*Excerpted records*
---*---

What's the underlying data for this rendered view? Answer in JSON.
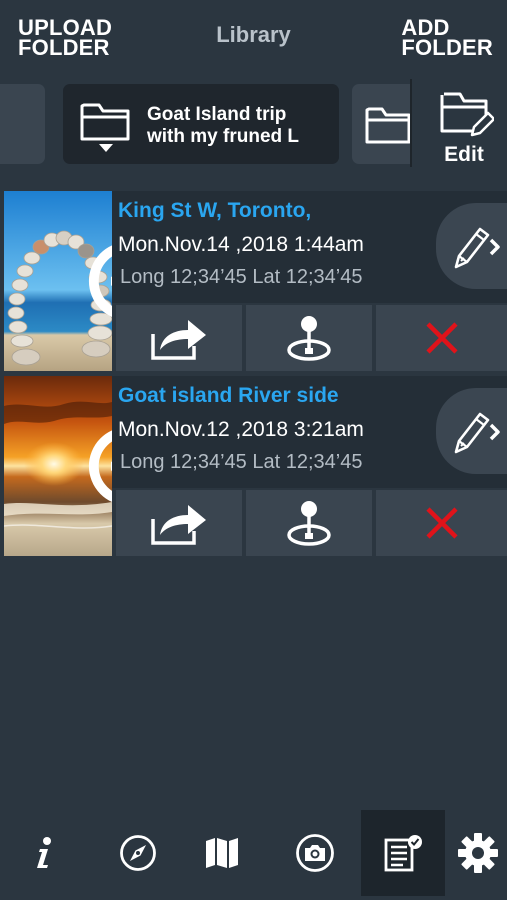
{
  "header": {
    "upload_folder_label": "UPLOAD\nFOLDER",
    "title": "Library",
    "add_folder_label": "ADD\nFOLDER"
  },
  "folder_strip": {
    "selected_folder_name": "Goat Island trip\nwith my fruned L",
    "edit_label": "Edit"
  },
  "items": [
    {
      "title": "King St W, Toronto,",
      "date": "Mon.Nov.14 ,2018  1:44am",
      "coords": "Long 12;34’45  Lat 12;34’45",
      "thumbnail": "beach-stone-arch"
    },
    {
      "title": "Goat island River side",
      "date": "Mon.Nov.12 ,2018  3:21am",
      "coords": "Long 12;34’45  Lat 12;34’45",
      "thumbnail": "sunset-beach"
    }
  ],
  "bottom_nav": {
    "items": [
      "info-icon",
      "compass-icon",
      "map-icon",
      "camera-icon",
      "library-icon",
      "settings-icon"
    ],
    "active": "library-icon"
  },
  "colors": {
    "background": "#2b3640",
    "title_accent": "#2aa6f0",
    "delete_red": "#e0131a",
    "tile": "#3a4550"
  }
}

---*---

*Task directions*
Write out the listing word for word, omitting the pictures it holds.

*Task response*
What's the underlying data for this rendered view? Answer in JSON.
{
  "header": {
    "upload_folder_label": "UPLOAD\nFOLDER",
    "title": "Library",
    "add_folder_label": "ADD\nFOLDER"
  },
  "folder_strip": {
    "selected_folder_name": "Goat Island trip\nwith my fruned L",
    "edit_label": "Edit"
  },
  "items": [
    {
      "title": "King St W, Toronto,",
      "date": "Mon.Nov.14 ,2018  1:44am",
      "coords": "Long 12;34’45  Lat 12;34’45",
      "thumbnail": "beach-stone-arch"
    },
    {
      "title": "Goat island River side",
      "date": "Mon.Nov.12 ,2018  3:21am",
      "coords": "Long 12;34’45  Lat 12;34’45",
      "thumbnail": "sunset-beach"
    }
  ],
  "bottom_nav": {
    "items": [
      "info-icon",
      "compass-icon",
      "map-icon",
      "camera-icon",
      "library-icon",
      "settings-icon"
    ],
    "active": "library-icon"
  },
  "colors": {
    "background": "#2b3640",
    "title_accent": "#2aa6f0",
    "delete_red": "#e0131a",
    "tile": "#3a4550"
  }
}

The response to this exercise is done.